Objective: Would you return all of this data exactly, leaving nothing out?

Records for this exercise:
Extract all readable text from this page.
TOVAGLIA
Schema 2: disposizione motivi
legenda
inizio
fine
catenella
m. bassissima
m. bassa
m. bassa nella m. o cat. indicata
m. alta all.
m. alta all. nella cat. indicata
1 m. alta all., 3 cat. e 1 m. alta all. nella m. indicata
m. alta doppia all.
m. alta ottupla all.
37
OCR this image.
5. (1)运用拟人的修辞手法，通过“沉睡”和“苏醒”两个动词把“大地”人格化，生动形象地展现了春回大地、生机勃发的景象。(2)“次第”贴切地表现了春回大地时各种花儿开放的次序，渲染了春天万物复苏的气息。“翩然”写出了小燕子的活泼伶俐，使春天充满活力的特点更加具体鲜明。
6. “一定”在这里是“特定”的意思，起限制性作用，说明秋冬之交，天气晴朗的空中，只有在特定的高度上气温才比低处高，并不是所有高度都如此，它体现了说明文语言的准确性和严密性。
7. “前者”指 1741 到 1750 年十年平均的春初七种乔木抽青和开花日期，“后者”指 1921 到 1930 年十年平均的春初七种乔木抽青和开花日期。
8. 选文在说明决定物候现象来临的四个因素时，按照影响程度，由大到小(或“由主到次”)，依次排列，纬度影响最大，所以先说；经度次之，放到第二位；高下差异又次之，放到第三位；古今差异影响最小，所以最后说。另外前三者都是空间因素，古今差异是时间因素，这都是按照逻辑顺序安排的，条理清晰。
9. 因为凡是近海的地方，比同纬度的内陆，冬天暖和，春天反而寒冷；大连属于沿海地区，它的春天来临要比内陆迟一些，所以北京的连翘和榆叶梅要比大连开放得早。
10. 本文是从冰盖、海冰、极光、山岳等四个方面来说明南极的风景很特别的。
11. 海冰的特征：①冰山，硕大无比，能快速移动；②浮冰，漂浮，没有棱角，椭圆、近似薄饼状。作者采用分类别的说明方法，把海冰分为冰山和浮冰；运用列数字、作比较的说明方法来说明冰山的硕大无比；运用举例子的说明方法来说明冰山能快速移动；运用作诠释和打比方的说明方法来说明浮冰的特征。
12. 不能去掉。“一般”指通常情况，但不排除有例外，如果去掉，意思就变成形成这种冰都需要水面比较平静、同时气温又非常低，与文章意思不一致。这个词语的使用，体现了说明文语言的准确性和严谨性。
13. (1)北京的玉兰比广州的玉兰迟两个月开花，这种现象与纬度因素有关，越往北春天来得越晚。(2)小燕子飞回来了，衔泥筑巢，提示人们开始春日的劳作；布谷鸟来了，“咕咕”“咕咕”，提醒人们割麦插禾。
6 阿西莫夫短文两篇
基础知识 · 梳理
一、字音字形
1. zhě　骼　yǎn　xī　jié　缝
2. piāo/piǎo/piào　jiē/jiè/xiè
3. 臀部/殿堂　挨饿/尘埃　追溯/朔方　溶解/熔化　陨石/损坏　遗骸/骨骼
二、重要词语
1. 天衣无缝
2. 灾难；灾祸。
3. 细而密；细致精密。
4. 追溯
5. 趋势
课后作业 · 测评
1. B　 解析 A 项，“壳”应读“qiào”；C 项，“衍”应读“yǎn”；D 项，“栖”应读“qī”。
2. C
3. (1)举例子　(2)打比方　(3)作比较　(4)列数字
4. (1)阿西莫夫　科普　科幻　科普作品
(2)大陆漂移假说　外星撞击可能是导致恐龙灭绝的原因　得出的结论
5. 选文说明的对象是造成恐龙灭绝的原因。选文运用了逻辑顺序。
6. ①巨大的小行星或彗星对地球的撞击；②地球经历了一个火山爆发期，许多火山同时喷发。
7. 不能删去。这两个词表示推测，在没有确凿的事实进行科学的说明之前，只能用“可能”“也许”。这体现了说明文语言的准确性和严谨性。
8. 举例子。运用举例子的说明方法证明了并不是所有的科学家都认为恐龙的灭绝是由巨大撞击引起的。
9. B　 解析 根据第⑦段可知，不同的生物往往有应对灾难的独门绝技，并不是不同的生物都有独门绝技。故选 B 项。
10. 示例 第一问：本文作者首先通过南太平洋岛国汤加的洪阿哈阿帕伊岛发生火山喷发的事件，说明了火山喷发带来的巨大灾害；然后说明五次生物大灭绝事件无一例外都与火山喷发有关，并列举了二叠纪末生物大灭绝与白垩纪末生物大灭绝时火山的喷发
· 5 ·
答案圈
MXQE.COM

Solution to the exercise:
Extract all readable text from this page.
TOVAGLIA
Schema 2: disposizione motivi
legenda
inizio
fine
catenella
m. bassissima
m. bassa
m. bassa nella m. o cat. indicata
m. alta all.
m. alta all. nella cat. indicata
1 m. alta all., 3 cat. e 1 m. alta all. nella m. indicata
m. alta doppia all.
m. alta ottupla all.
37
OCR this image.
5. (1)运用拟人的修辞手法，通过“沉睡”和“苏醒”两个动词把“大地”人格化，生动形象地展现了春回大地、生机勃发的景象。(2)“次第”贴切地表现了春回大地时各种花儿开放的次序，渲染了春天万物复苏的气息。“翩然”写出了小燕子的活泼伶俐，使春天充满活力的特点更加具体鲜明。
6. “一定”在这里是“特定”的意思，起限制性作用，说明秋冬之交，天气晴朗的空中，只有在特定的高度上气温才比低处高，并不是所有高度都如此，它体现了说明文语言的准确性和严密性。
7. “前者”指 1741 到 1750 年十年平均的春初七种乔木抽青和开花日期，“后者”指 1921 到 1930 年十年平均的春初七种乔木抽青和开花日期。
8. 选文在说明决定物候现象来临的四个因素时，按照影响程度，由大到小(或“由主到次”)，依次排列，纬度影响最大，所以先说；经度次之，放到第二位；高下差异又次之，放到第三位；古今差异影响最小，所以最后说。另外前三者都是空间因素，古今差异是时间因素，这都是按照逻辑顺序安排的，条理清晰。
9. 因为凡是近海的地方，比同纬度的内陆，冬天暖和，春天反而寒冷；大连属于沿海地区，它的春天来临要比内陆迟一些，所以北京的连翘和榆叶梅要比大连开放得早。
10. 本文是从冰盖、海冰、极光、山岳等四个方面来说明南极的风景很特别的。
11. 海冰的特征：①冰山，硕大无比，能快速移动；②浮冰，漂浮，没有棱角，椭圆、近似薄饼状。作者采用分类别的说明方法，把海冰分为冰山和浮冰；运用列数字、作比较的说明方法来说明冰山的硕大无比；运用举例子的说明方法来说明冰山能快速移动；运用作诠释和打比方的说明方法来说明浮冰的特征。
12. 不能去掉。“一般”指通常情况，但不排除有例外，如果去掉，意思就变成形成这种冰都需要水面比较平静、同时气温又非常低，与文章意思不一致。这个词语的使用，体现了说明文语言的准确性和严谨性。
13. (1)北京的玉兰比广州的玉兰迟两个月开花，这种现象与纬度因素有关，越往北春天来得越晚。(2)小燕子飞回来了，衔泥筑巢，提示人们开始春日的劳作；布谷鸟来了，“咕咕”“咕咕”，提醒人们割麦插禾。
6 阿西莫夫短文两篇
基础知识 · 梳理
一、字音字形
1. zhě　骼　yǎn　xī　jié　缝
2. piāo/piǎo/piào　jiē/jiè/xiè
3. 臀部/殿堂　挨饿/尘埃　追溯/朔方　溶解/熔化　陨石/损坏　遗骸/骨骼
二、重要词语
1. 天衣无缝
2. 灾难；灾祸。
3. 细而密；细致精密。
4. 追溯
5. 趋势
课后作业 · 测评
1. B　 解析 A 项，“壳”应读“qiào”；C 项，“衍”应读“yǎn”；D 项，“栖”应读“qī”。
2. C
3. (1)举例子　(2)打比方　(3)作比较　(4)列数字
4. (1)阿西莫夫　科普　科幻　科普作品
(2)大陆漂移假说　外星撞击可能是导致恐龙灭绝的原因　得出的结论
5. 选文说明的对象是造成恐龙灭绝的原因。选文运用了逻辑顺序。
6. ①巨大的小行星或彗星对地球的撞击；②地球经历了一个火山爆发期，许多火山同时喷发。
7. 不能删去。这两个词表示推测，在没有确凿的事实进行科学的说明之前，只能用“可能”“也许”。这体现了说明文语言的准确性和严谨性。
8. 举例子。运用举例子的说明方法证明了并不是所有的科学家都认为恐龙的灭绝是由巨大撞击引起的。
9. B　 解析 根据第⑦段可知，不同的生物往往有应对灾难的独门绝技，并不是不同的生物都有独门绝技。故选 B 项。
10. 示例 第一问：本文作者首先通过南太平洋岛国汤加的洪阿哈阿帕伊岛发生火山喷发的事件，说明了火山喷发带来的巨大灾害；然后说明五次生物大灭绝事件无一例外都与火山喷发有关，并列举了二叠纪末生物大灭绝与白垩纪末生物大灭绝时火山的喷发
· 5 ·
答案圈
MXQE.COM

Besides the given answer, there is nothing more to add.